### RECORD EXCERPTS ###
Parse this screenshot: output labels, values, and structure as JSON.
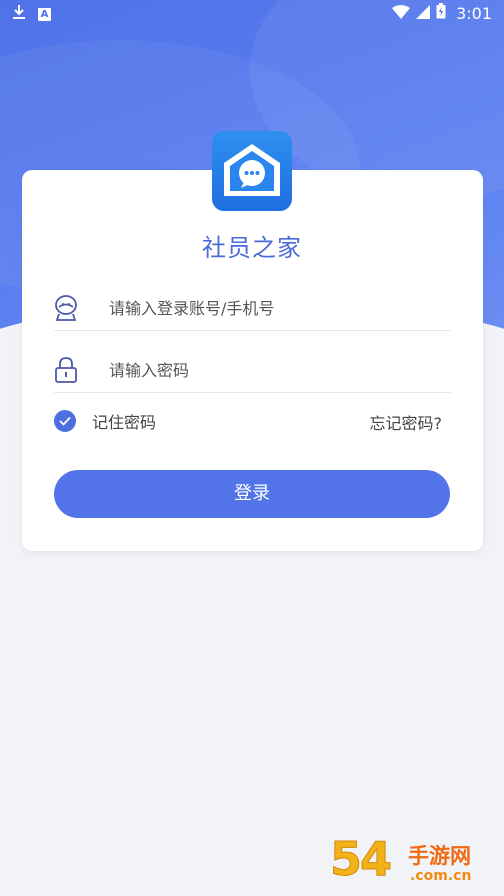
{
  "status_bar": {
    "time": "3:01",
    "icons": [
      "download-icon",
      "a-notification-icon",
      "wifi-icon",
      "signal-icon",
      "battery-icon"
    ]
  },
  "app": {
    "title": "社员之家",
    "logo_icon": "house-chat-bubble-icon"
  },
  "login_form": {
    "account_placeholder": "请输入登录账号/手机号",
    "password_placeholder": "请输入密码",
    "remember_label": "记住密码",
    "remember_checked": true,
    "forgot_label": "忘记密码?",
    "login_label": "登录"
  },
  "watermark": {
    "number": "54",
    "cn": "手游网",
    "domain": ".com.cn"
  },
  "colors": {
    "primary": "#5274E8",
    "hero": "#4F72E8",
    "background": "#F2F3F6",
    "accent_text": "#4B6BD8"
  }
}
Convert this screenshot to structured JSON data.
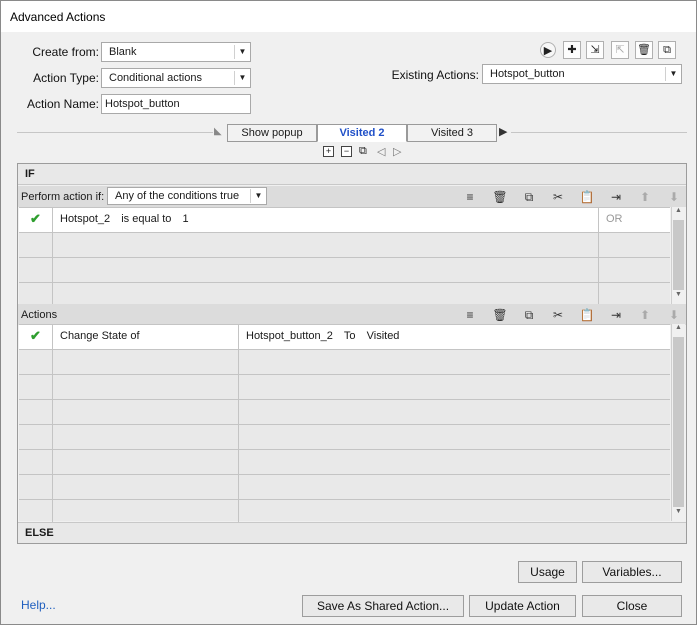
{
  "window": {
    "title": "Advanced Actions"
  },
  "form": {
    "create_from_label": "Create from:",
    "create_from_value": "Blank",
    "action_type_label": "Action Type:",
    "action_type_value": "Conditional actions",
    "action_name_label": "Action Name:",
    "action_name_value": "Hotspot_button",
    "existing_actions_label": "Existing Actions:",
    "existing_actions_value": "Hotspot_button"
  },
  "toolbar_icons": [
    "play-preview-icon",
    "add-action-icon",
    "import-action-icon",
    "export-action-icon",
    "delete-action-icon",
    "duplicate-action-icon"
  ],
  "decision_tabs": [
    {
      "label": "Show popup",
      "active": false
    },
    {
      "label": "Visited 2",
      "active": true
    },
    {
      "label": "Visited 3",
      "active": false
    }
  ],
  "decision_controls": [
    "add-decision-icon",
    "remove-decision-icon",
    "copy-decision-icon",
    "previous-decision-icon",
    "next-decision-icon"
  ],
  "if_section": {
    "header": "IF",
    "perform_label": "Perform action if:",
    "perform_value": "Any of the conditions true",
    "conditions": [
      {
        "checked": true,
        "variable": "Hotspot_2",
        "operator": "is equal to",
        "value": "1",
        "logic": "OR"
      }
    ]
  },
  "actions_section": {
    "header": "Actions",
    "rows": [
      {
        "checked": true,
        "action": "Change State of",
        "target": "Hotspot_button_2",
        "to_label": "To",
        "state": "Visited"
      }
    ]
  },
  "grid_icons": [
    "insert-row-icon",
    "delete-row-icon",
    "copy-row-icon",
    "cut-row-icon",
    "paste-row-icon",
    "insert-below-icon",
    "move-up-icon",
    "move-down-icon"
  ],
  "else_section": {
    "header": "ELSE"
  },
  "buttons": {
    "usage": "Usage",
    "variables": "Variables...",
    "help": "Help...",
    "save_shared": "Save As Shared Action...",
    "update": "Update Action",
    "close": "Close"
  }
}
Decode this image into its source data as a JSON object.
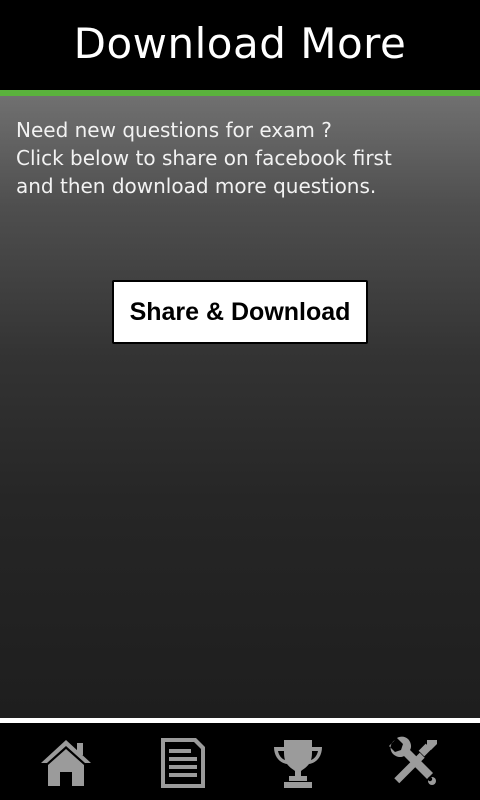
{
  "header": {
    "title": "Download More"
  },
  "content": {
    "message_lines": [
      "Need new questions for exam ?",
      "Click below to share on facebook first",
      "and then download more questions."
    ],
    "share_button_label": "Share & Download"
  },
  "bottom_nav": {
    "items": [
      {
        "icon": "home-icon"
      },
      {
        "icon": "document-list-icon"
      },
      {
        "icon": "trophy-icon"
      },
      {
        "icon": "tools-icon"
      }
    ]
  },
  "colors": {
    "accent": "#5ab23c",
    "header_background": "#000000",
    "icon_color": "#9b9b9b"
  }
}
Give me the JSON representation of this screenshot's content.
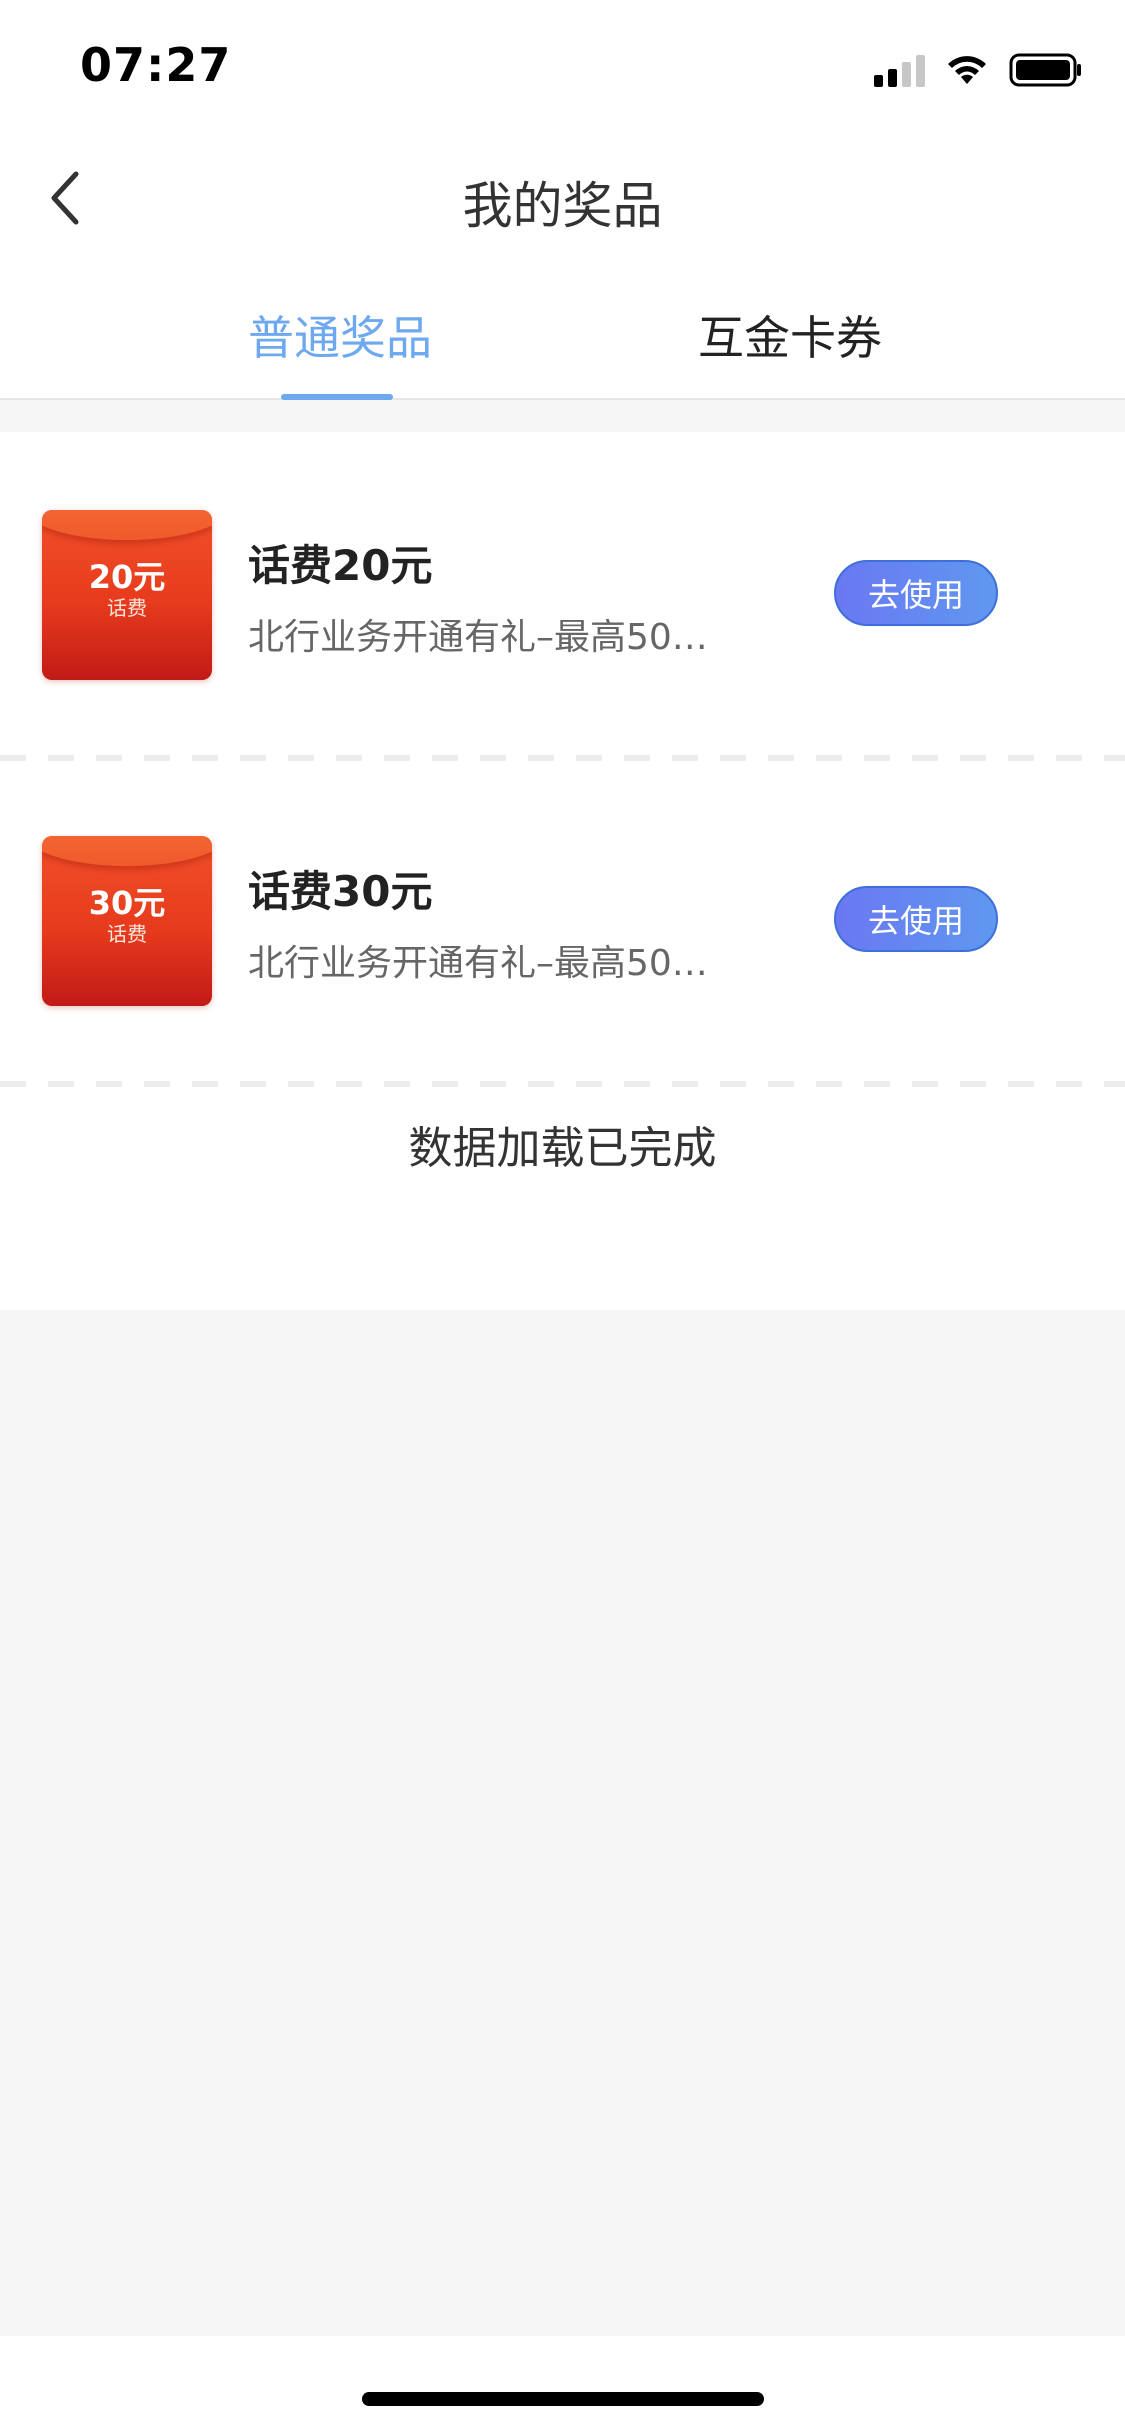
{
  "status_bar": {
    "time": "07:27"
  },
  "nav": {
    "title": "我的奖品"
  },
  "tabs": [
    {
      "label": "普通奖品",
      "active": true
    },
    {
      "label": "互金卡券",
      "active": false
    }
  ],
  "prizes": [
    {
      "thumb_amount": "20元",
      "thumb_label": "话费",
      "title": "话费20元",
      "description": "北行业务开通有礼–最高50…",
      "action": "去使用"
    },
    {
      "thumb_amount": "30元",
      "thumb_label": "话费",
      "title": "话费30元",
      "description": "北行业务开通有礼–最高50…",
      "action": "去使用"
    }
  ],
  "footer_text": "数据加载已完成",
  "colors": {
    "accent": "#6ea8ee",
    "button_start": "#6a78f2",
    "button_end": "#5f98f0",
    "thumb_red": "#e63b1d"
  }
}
###
## SHORT TASK
Find each line in the records holding the string "questions" and show it.

## OUTPUT BELOW
      "Need new questions for exam ?",
      "and then download more questions."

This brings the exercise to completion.